== DATA FOR PROCESSING ==

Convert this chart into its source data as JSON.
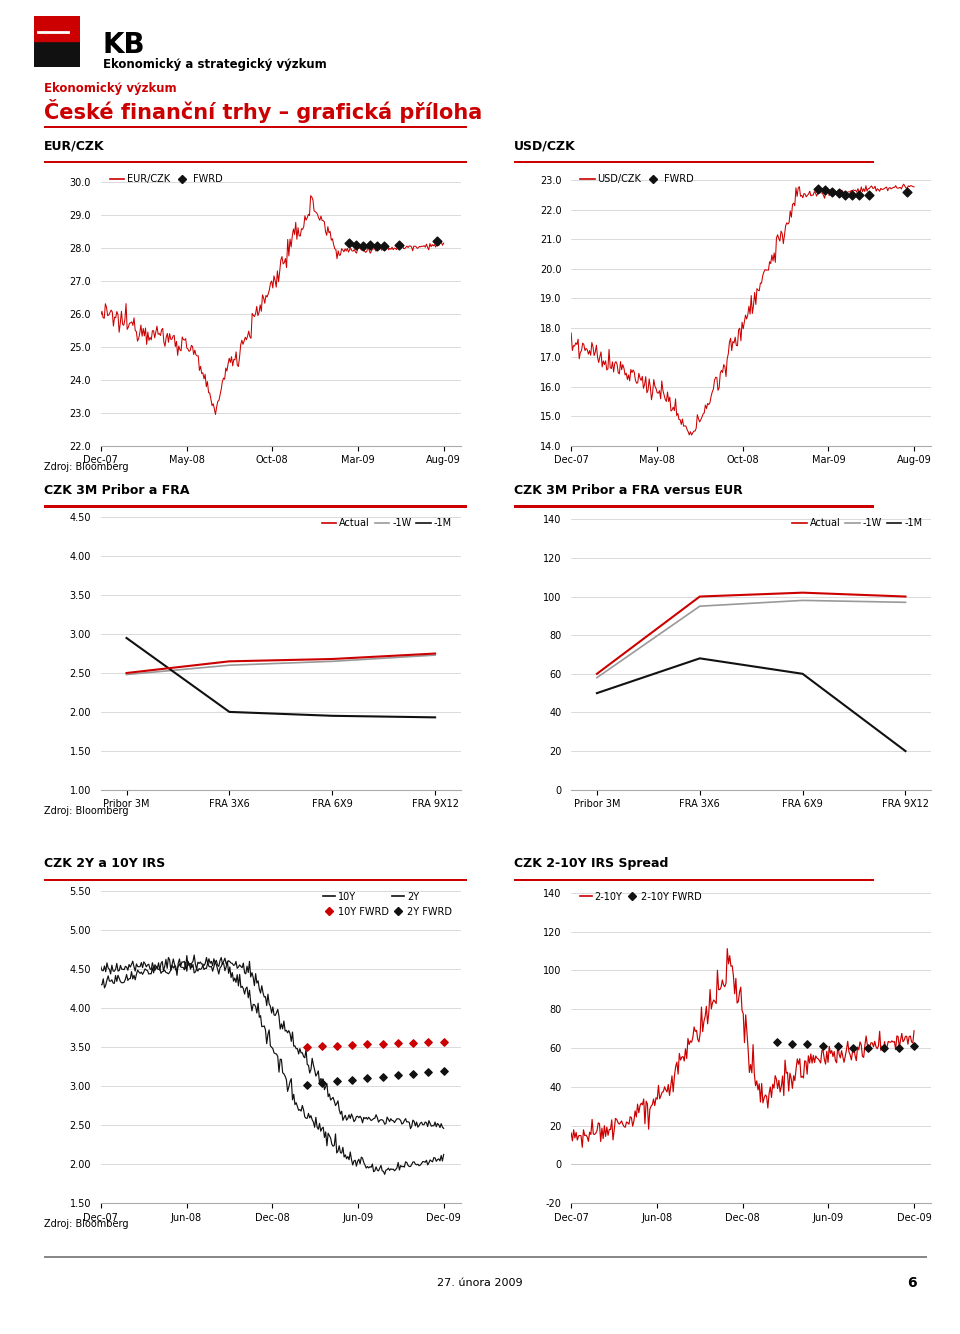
{
  "title_main": "KB",
  "subtitle1": "Ekonomický a strategický výzkum",
  "subtitle2": "Ekonomický výzkum",
  "title_big": "České finanční trhy – grafická příloha",
  "footer_date": "27. února 2009",
  "footer_page": "6",
  "eur_czk_title": "EUR/CZK",
  "eur_czk_ylim": [
    22.0,
    30.5
  ],
  "eur_czk_yticks": [
    22.0,
    23.0,
    24.0,
    25.0,
    26.0,
    27.0,
    28.0,
    29.0,
    30.0
  ],
  "eur_czk_xticks": [
    "Dec-07",
    "May-08",
    "Oct-08",
    "Mar-09",
    "Aug-09"
  ],
  "usd_czk_title": "USD/CZK",
  "usd_czk_ylim": [
    14.0,
    23.5
  ],
  "usd_czk_yticks": [
    14.0,
    15.0,
    16.0,
    17.0,
    18.0,
    19.0,
    20.0,
    21.0,
    22.0,
    23.0
  ],
  "usd_czk_xticks": [
    "Dec-07",
    "May-08",
    "Oct-08",
    "Mar-09",
    "Aug-09"
  ],
  "czk_fra_title": "CZK 3M Pribor a FRA",
  "czk_fra_ylim": [
    1.0,
    4.6
  ],
  "czk_fra_yticks": [
    1.0,
    1.5,
    2.0,
    2.5,
    3.0,
    3.5,
    4.0,
    4.5
  ],
  "czk_fra_xticks": [
    "Pribor 3M",
    "FRA 3X6",
    "FRA 6X9",
    "FRA 9X12"
  ],
  "czk_fra_actual": [
    2.5,
    2.65,
    2.68,
    2.75
  ],
  "czk_fra_1w": [
    2.48,
    2.6,
    2.65,
    2.73
  ],
  "czk_fra_1m": [
    2.95,
    2.0,
    1.95,
    1.93
  ],
  "czk_fra_eur_title": "CZK 3M Pribor a FRA versus EUR",
  "czk_fra_eur_ylim": [
    0,
    145
  ],
  "czk_fra_eur_yticks": [
    0,
    20,
    40,
    60,
    80,
    100,
    120,
    140
  ],
  "czk_fra_eur_xticks": [
    "Pribor 3M",
    "FRA 3X6",
    "FRA 6X9",
    "FRA 9X12"
  ],
  "czk_fra_eur_actual": [
    60,
    100,
    102,
    100
  ],
  "czk_fra_eur_1w": [
    58,
    95,
    98,
    97
  ],
  "czk_fra_eur_1m": [
    50,
    68,
    60,
    20
  ],
  "czk_irs_title": "CZK 2Y a 10Y IRS",
  "czk_irs_ylim": [
    1.5,
    5.6
  ],
  "czk_irs_yticks": [
    1.5,
    2.0,
    2.5,
    3.0,
    3.5,
    4.0,
    4.5,
    5.0,
    5.5
  ],
  "czk_irs_xticks": [
    "Dec-07",
    "Jun-08",
    "Dec-08",
    "Jun-09",
    "Dec-09"
  ],
  "czk_spread_title": "CZK 2-10Y IRS Spread",
  "czk_spread_ylim": [
    -20,
    145
  ],
  "czk_spread_yticks": [
    -20,
    0,
    20,
    40,
    60,
    80,
    100,
    120,
    140
  ],
  "czk_spread_xticks": [
    "Dec-07",
    "Jun-08",
    "Dec-08",
    "Jun-09",
    "Dec-09"
  ],
  "source_label": "Zdroj: Bloomberg",
  "red_color": "#cc0000",
  "black_color": "#111111",
  "gray_color": "#999999",
  "bg_color": "#ffffff",
  "grid_color": "#cccccc"
}
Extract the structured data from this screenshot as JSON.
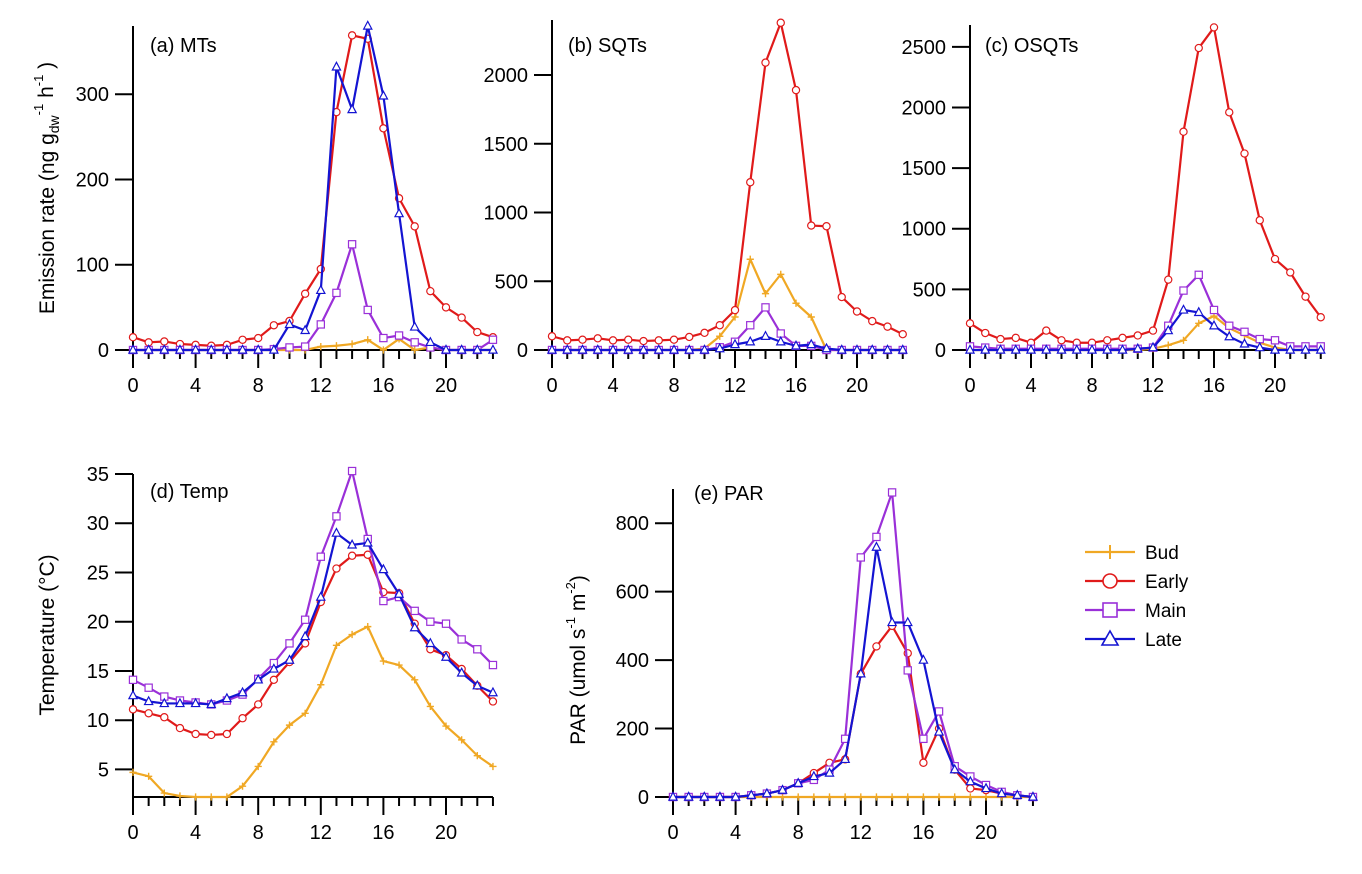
{
  "colors": {
    "Bud": "#f0a824",
    "Early": "#e01a1a",
    "Main": "#9a30d8",
    "Late": "#1414d2"
  },
  "legend": {
    "entries": [
      "Bud",
      "Early",
      "Main",
      "Late"
    ],
    "placement": "right of panel (e)"
  },
  "chart_data": [
    {
      "type": "line",
      "panel": "a",
      "title": "(a) MTs",
      "ylabel": "Emission rate (ng g_dw^-1 h^-1)",
      "ylabel_parts": {
        "main": "Emission rate (ng g",
        "sub": "dw",
        "sup1": "-1",
        "mid": " h",
        "sup2": "-1",
        "end": " )"
      },
      "xlabel": "",
      "xlim": [
        0,
        23
      ],
      "ylim": [
        0,
        380
      ],
      "xticks": [
        0,
        4,
        8,
        12,
        16,
        20
      ],
      "yticks": [
        0,
        100,
        200,
        300
      ],
      "x": [
        0,
        1,
        2,
        3,
        4,
        5,
        6,
        7,
        8,
        9,
        10,
        11,
        12,
        13,
        14,
        15,
        16,
        17,
        18,
        19,
        20,
        21,
        22,
        23
      ],
      "series": [
        {
          "name": "Bud",
          "values": [
            0,
            0,
            0,
            0,
            0,
            0,
            0,
            0,
            0,
            0,
            0,
            0,
            4,
            5,
            7,
            12,
            0,
            13,
            0,
            3,
            0,
            0,
            0,
            0
          ]
        },
        {
          "name": "Early",
          "values": [
            15,
            9,
            10,
            7,
            6,
            5,
            6,
            12,
            14,
            29,
            34,
            66,
            95,
            279,
            369,
            365,
            260,
            178,
            145,
            69,
            50,
            38,
            21,
            15
          ]
        },
        {
          "name": "Main",
          "values": [
            0,
            0,
            0,
            0,
            0,
            0,
            0,
            0,
            0,
            1,
            3,
            4,
            30,
            67,
            124,
            47,
            14,
            17,
            9,
            3,
            0,
            0,
            0,
            12
          ]
        },
        {
          "name": "Late",
          "values": [
            0,
            0,
            0,
            0,
            0,
            0,
            0,
            0,
            0,
            0,
            30,
            23,
            70,
            332,
            282,
            380,
            298,
            160,
            27,
            9,
            0,
            0,
            0,
            0
          ]
        }
      ]
    },
    {
      "type": "line",
      "panel": "b",
      "title": "(b) SQTs",
      "xlabel": "",
      "ylabel": "",
      "xlim": [
        0,
        23
      ],
      "ylim": [
        0,
        2400
      ],
      "xticks": [
        0,
        4,
        8,
        12,
        16,
        20
      ],
      "yticks": [
        0,
        500,
        1000,
        1500,
        2000
      ],
      "x": [
        0,
        1,
        2,
        3,
        4,
        5,
        6,
        7,
        8,
        9,
        10,
        11,
        12,
        13,
        14,
        15,
        16,
        17,
        18,
        19,
        20,
        21,
        22,
        23
      ],
      "series": [
        {
          "name": "Bud",
          "values": [
            0,
            0,
            0,
            0,
            0,
            0,
            0,
            0,
            0,
            0,
            10,
            100,
            240,
            660,
            410,
            550,
            340,
            240,
            0,
            0,
            0,
            0,
            0,
            0
          ]
        },
        {
          "name": "Early",
          "values": [
            100,
            70,
            75,
            85,
            70,
            75,
            65,
            70,
            75,
            95,
            125,
            180,
            290,
            1220,
            2090,
            2380,
            1890,
            905,
            900,
            385,
            280,
            210,
            170,
            115
          ]
        },
        {
          "name": "Main",
          "values": [
            0,
            0,
            0,
            0,
            0,
            0,
            0,
            0,
            0,
            0,
            0,
            20,
            60,
            180,
            310,
            120,
            30,
            30,
            0,
            0,
            0,
            0,
            0,
            0
          ]
        },
        {
          "name": "Late",
          "values": [
            0,
            0,
            0,
            0,
            0,
            0,
            0,
            0,
            0,
            0,
            0,
            10,
            40,
            60,
            100,
            60,
            30,
            40,
            10,
            0,
            0,
            0,
            0,
            0
          ]
        }
      ]
    },
    {
      "type": "line",
      "panel": "c",
      "title": "(c) OSQTs",
      "xlabel": "",
      "ylabel": "",
      "xlim": [
        0,
        23
      ],
      "ylim": [
        0,
        2680
      ],
      "xticks": [
        0,
        4,
        8,
        12,
        16,
        20
      ],
      "yticks": [
        0,
        500,
        1000,
        1500,
        2000,
        2500
      ],
      "x": [
        0,
        1,
        2,
        3,
        4,
        5,
        6,
        7,
        8,
        9,
        10,
        11,
        12,
        13,
        14,
        15,
        16,
        17,
        18,
        19,
        20,
        21,
        22,
        23
      ],
      "series": [
        {
          "name": "Bud",
          "values": [
            0,
            0,
            0,
            0,
            0,
            0,
            0,
            0,
            0,
            0,
            0,
            0,
            10,
            40,
            80,
            220,
            280,
            180,
            120,
            60,
            20,
            0,
            0,
            0
          ]
        },
        {
          "name": "Early",
          "values": [
            220,
            140,
            90,
            100,
            60,
            160,
            80,
            60,
            60,
            80,
            100,
            120,
            160,
            580,
            1800,
            2490,
            2660,
            1960,
            1620,
            1070,
            750,
            640,
            440,
            270
          ]
        },
        {
          "name": "Main",
          "values": [
            30,
            20,
            10,
            10,
            10,
            10,
            10,
            10,
            10,
            10,
            10,
            10,
            20,
            200,
            490,
            620,
            330,
            200,
            150,
            90,
            80,
            30,
            30,
            30
          ]
        },
        {
          "name": "Late",
          "values": [
            0,
            0,
            0,
            0,
            0,
            0,
            0,
            0,
            0,
            0,
            0,
            10,
            20,
            160,
            330,
            310,
            200,
            110,
            50,
            20,
            0,
            0,
            0,
            0
          ]
        }
      ]
    },
    {
      "type": "line",
      "panel": "d",
      "title": "(d) Temp",
      "ylabel": "Temperature (°C)",
      "ylabel_parts": {
        "main": "Temperature (",
        "sup1": "o",
        "end": "C)"
      },
      "xlabel": "",
      "xlim": [
        0,
        23
      ],
      "ylim": [
        2.2,
        35
      ],
      "xticks": [
        0,
        4,
        8,
        12,
        16,
        20
      ],
      "yticks": [
        5,
        10,
        15,
        20,
        25,
        30,
        35
      ],
      "x": [
        0,
        1,
        2,
        3,
        4,
        5,
        6,
        7,
        8,
        9,
        10,
        11,
        12,
        13,
        14,
        15,
        16,
        17,
        18,
        19,
        20,
        21,
        22,
        23
      ],
      "series": [
        {
          "name": "Bud",
          "values": [
            4.7,
            4.3,
            2.6,
            2.3,
            2.2,
            2.2,
            2.2,
            3.3,
            5.3,
            7.8,
            9.5,
            10.7,
            13.6,
            17.6,
            18.7,
            19.5,
            16,
            15.6,
            14.1,
            11.4,
            9.4,
            8,
            6.4,
            5.3
          ]
        },
        {
          "name": "Early",
          "values": [
            11.1,
            10.7,
            10.3,
            9.2,
            8.6,
            8.5,
            8.6,
            10.2,
            11.6,
            14.1,
            15.9,
            17.8,
            22,
            25.4,
            26.7,
            26.8,
            23,
            22.9,
            19.8,
            17.2,
            16.6,
            15.2,
            13.5,
            11.9
          ]
        },
        {
          "name": "Main",
          "values": [
            14.1,
            13.3,
            12.4,
            12,
            11.8,
            11.6,
            12,
            12.6,
            14.2,
            15.8,
            17.8,
            20.2,
            26.6,
            30.7,
            35.3,
            28.4,
            22.1,
            22.5,
            21.1,
            20,
            19.8,
            18.2,
            17.2,
            15.6
          ]
        },
        {
          "name": "Late",
          "values": [
            12.5,
            11.9,
            11.7,
            11.7,
            11.7,
            11.6,
            12.2,
            12.8,
            14.1,
            15.2,
            16.1,
            18.5,
            22.5,
            29,
            27.8,
            28,
            25.3,
            22.8,
            19.4,
            17.8,
            16.4,
            14.8,
            13.5,
            12.8
          ]
        }
      ]
    },
    {
      "type": "line",
      "panel": "e",
      "title": "(e) PAR",
      "ylabel": "PAR (umol s^-1 m^-2)",
      "ylabel_parts": {
        "main": "PAR (umol s",
        "sup1": "-1",
        "mid": " m",
        "sup2": "-2",
        "end": ")"
      },
      "xlabel": "",
      "xlim": [
        0,
        23
      ],
      "ylim": [
        0,
        900
      ],
      "xticks": [
        0,
        4,
        8,
        12,
        16,
        20
      ],
      "yticks": [
        0,
        200,
        400,
        600,
        800
      ],
      "x": [
        0,
        1,
        2,
        3,
        4,
        5,
        6,
        7,
        8,
        9,
        10,
        11,
        12,
        13,
        14,
        15,
        16,
        17,
        18,
        19,
        20,
        21,
        22,
        23
      ],
      "series": [
        {
          "name": "Bud",
          "values": [
            0,
            0,
            0,
            0,
            0,
            0,
            0,
            0,
            0,
            0,
            0,
            0,
            0,
            0,
            0,
            0,
            0,
            0,
            0,
            0,
            0,
            0,
            0,
            0
          ]
        },
        {
          "name": "Early",
          "values": [
            0,
            0,
            0,
            0,
            0,
            5,
            10,
            20,
            40,
            70,
            100,
            110,
            360,
            440,
            500,
            420,
            100,
            200,
            80,
            25,
            20,
            10,
            5,
            0
          ]
        },
        {
          "name": "Main",
          "values": [
            0,
            0,
            0,
            0,
            0,
            5,
            10,
            20,
            40,
            50,
            80,
            170,
            700,
            760,
            890,
            370,
            170,
            250,
            90,
            60,
            35,
            15,
            5,
            0
          ]
        },
        {
          "name": "Late",
          "values": [
            0,
            0,
            0,
            0,
            0,
            5,
            10,
            20,
            40,
            60,
            70,
            110,
            360,
            730,
            510,
            510,
            400,
            190,
            80,
            45,
            25,
            10,
            5,
            0
          ]
        }
      ]
    }
  ]
}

===

TASK PROMPT
Find the word "Pribor" in the entries above and gather every line that holds it.

ANSWER TO THIS PROBLEM
  "czk_fra_title": "CZK 3M Pribor a FRA",
    "Pribor 3M",
  "czk_fra_eur_title": "CZK 3M Pribor a FRA versus EUR",
    "Pribor 3M",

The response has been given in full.